— TASK DESCRIPTION —
Only the number is wanted: how many lines of the data contain "panic"?

Data entries

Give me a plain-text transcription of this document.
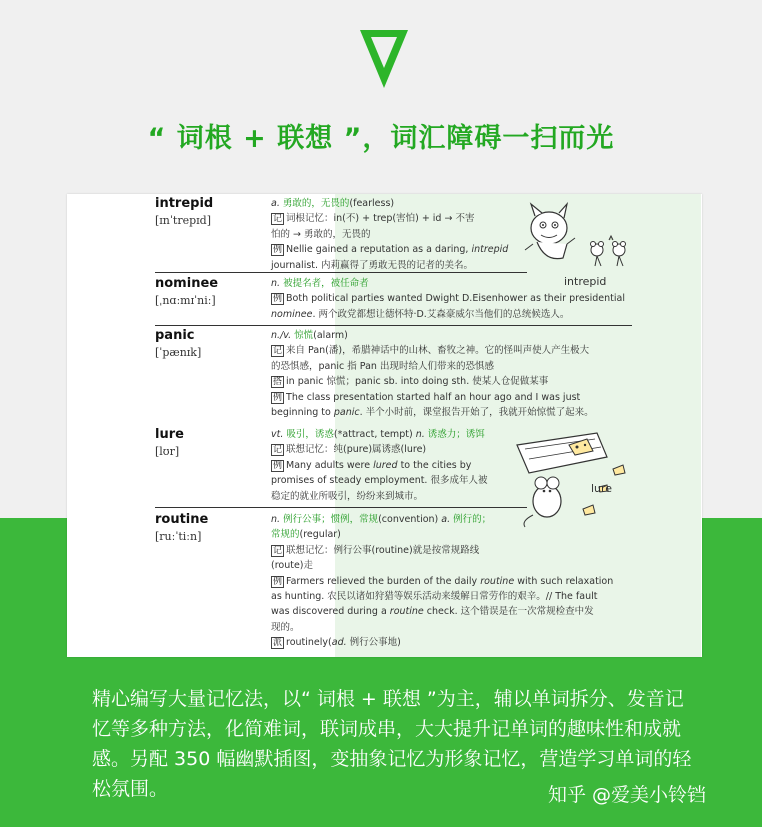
“ 词根 + 联想 ”，词汇障碍一扫而光
intrepid
[ɪnˈtrepɪd]
a. 勇敢的，无畏的(fearless)
记 词根记忆：in(不) + trep(害怕) + id → 不害
怕的 → 勇敢的，无畏的
例 Nellie gained a reputation as a daring, intrepid
journalist. 内莉赢得了勇敢无畏的记者的美名。
intrepid
nominee
[ˌnɑːmɪˈniː]
n. 被提名者，被任命者
例 Both political parties wanted Dwight D.Eisenhower as their presidential
nominee. 两个政党都想让德怀特·D.艾森豪威尔当他们的总统候选人。
panic
[ˈpænɪk]
n./v. 惊慌(alarm)
记 来自 Pan(潘)，希腊神话中的山林、畜牧之神。它的怪叫声使人产生极大
的恐惧感，panic 指 Pan 出现时给人们带来的恐惧感
搭 in panic 惊慌；panic sb. into doing sth. 使某人仓促做某事
例 The class presentation started half an hour ago and I was just
beginning to panic. 半个小时前，课堂报告开始了，我就开始惊慌了起来。
lure
[lʊr]
vt. 吸引，诱惑(*attract, tempt) n. 诱惑力；诱饵
记 联想记忆：纯(pure)属诱惑(lure)
例 Many adults were lured to the cities by
promises of steady employment. 很多成年人被
稳定的就业所吸引，纷纷来到城市。
lure
routine
[ruːˈtiːn]
n. 例行公事；惯例，常规(convention) a. 例行的；
常规的(regular)
记 联想记忆：例行公事(routine)就是按常规路线
(route)走
例 Farmers relieved the burden of the daily routine with such relaxation
as hunting. 农民以诸如狩猎等娱乐活动来缓解日常劳作的艰辛。// The fault
was discovered during a routine check. 这个错误是在一次常规检查中发
现的。
派 routinely(ad. 例行公事地)
精心编写大量记忆法，以“ 词根 + 联想 ”为主，辅以单词拆分、发音记忆等多种方法，化简难词，联词成串，大大提升记单词的趣味性和成就感。另配 350 幅幽默插图，变抽象记忆为形象记忆，营造学习单词的轻松氛围。	知乎 @爱美小铃铛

— FINISHED ANSWER —
4